═════ EXERCISE MATERIAL ═════

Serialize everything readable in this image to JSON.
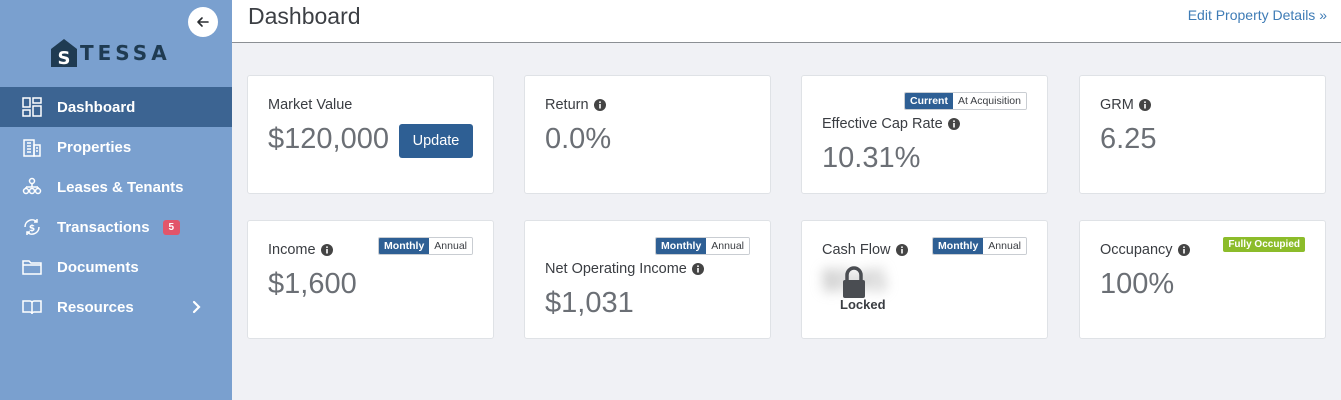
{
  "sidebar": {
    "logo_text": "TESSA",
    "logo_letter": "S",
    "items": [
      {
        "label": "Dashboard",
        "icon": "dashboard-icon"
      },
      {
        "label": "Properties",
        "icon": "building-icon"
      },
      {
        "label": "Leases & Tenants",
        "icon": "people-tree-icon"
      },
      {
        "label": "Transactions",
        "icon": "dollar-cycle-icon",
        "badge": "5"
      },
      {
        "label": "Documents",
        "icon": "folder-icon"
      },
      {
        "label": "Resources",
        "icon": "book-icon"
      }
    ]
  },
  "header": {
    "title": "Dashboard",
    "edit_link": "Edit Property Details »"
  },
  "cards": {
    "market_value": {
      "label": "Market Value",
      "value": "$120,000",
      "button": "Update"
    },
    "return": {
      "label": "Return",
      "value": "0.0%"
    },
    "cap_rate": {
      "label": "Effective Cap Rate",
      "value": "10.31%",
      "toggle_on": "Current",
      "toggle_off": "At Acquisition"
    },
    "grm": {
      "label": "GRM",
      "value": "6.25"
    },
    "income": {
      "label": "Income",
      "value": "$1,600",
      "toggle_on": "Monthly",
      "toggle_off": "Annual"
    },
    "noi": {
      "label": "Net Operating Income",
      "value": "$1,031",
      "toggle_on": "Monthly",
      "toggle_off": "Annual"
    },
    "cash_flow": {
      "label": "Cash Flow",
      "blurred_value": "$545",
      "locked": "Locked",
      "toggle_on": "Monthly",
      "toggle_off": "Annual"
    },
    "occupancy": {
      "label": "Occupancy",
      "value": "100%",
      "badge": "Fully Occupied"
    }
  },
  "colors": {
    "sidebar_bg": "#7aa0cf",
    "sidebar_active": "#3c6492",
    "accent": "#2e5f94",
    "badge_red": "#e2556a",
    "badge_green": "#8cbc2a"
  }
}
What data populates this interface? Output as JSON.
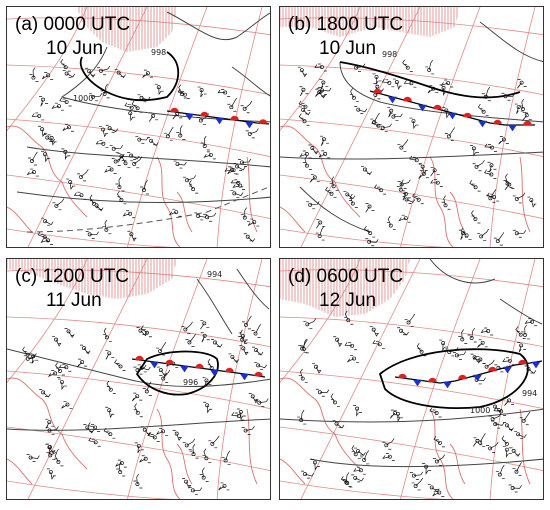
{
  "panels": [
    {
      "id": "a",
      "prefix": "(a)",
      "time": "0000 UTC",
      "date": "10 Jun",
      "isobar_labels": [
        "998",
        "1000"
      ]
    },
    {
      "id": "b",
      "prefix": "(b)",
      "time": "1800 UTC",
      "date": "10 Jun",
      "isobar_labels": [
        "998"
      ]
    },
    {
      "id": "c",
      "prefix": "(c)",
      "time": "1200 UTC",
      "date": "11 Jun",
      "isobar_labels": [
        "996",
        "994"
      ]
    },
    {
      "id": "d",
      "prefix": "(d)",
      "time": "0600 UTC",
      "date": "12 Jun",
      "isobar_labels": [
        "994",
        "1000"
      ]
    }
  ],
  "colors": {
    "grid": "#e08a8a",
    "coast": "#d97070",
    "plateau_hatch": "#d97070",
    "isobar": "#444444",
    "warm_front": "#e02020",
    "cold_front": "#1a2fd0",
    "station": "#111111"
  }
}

═════

**DIRECTIONS FOR THIS TASK**:
Every entry must be reproduced exactly, with the images left out.

**SOLUTION TO THE PROBLEM**:
Serialize everything readable in this image to JSON.
{
  "sidebar": {
    "logo_text": "TESSA",
    "logo_letter": "S",
    "items": [
      {
        "label": "Dashboard",
        "icon": "dashboard-icon"
      },
      {
        "label": "Properties",
        "icon": "building-icon"
      },
      {
        "label": "Leases & Tenants",
        "icon": "people-tree-icon"
      },
      {
        "label": "Transactions",
        "icon": "dollar-cycle-icon",
        "badge": "5"
      },
      {
        "label": "Documents",
        "icon": "folder-icon"
      },
      {
        "label": "Resources",
        "icon": "book-icon"
      }
    ]
  },
  "header": {
    "title": "Dashboard",
    "edit_link": "Edit Property Details »"
  },
  "cards": {
    "market_value": {
      "label": "Market Value",
      "value": "$120,000",
      "button": "Update"
    },
    "return": {
      "label": "Return",
      "value": "0.0%"
    },
    "cap_rate": {
      "label": "Effective Cap Rate",
      "value": "10.31%",
      "toggle_on": "Current",
      "toggle_off": "At Acquisition"
    },
    "grm": {
      "label": "GRM",
      "value": "6.25"
    },
    "income": {
      "label": "Income",
      "value": "$1,600",
      "toggle_on": "Monthly",
      "toggle_off": "Annual"
    },
    "noi": {
      "label": "Net Operating Income",
      "value": "$1,031",
      "toggle_on": "Monthly",
      "toggle_off": "Annual"
    },
    "cash_flow": {
      "label": "Cash Flow",
      "blurred_value": "$545",
      "locked": "Locked",
      "toggle_on": "Monthly",
      "toggle_off": "Annual"
    },
    "occupancy": {
      "label": "Occupancy",
      "value": "100%",
      "badge": "Fully Occupied"
    }
  },
  "colors": {
    "sidebar_bg": "#7aa0cf",
    "sidebar_active": "#3c6492",
    "accent": "#2e5f94",
    "badge_red": "#e2556a",
    "badge_green": "#8cbc2a"
  }
}
What data populates this interface? Output as JSON.
{
  "panels": [
    {
      "id": "a",
      "prefix": "(a)",
      "time": "0000 UTC",
      "date": "10 Jun",
      "isobar_labels": [
        "998",
        "1000"
      ]
    },
    {
      "id": "b",
      "prefix": "(b)",
      "time": "1800 UTC",
      "date": "10 Jun",
      "isobar_labels": [
        "998"
      ]
    },
    {
      "id": "c",
      "prefix": "(c)",
      "time": "1200 UTC",
      "date": "11 Jun",
      "isobar_labels": [
        "996",
        "994"
      ]
    },
    {
      "id": "d",
      "prefix": "(d)",
      "time": "0600 UTC",
      "date": "12 Jun",
      "isobar_labels": [
        "994",
        "1000"
      ]
    }
  ],
  "colors": {
    "grid": "#e08a8a",
    "coast": "#d97070",
    "plateau_hatch": "#d97070",
    "isobar": "#444444",
    "warm_front": "#e02020",
    "cold_front": "#1a2fd0",
    "station": "#111111"
  }
}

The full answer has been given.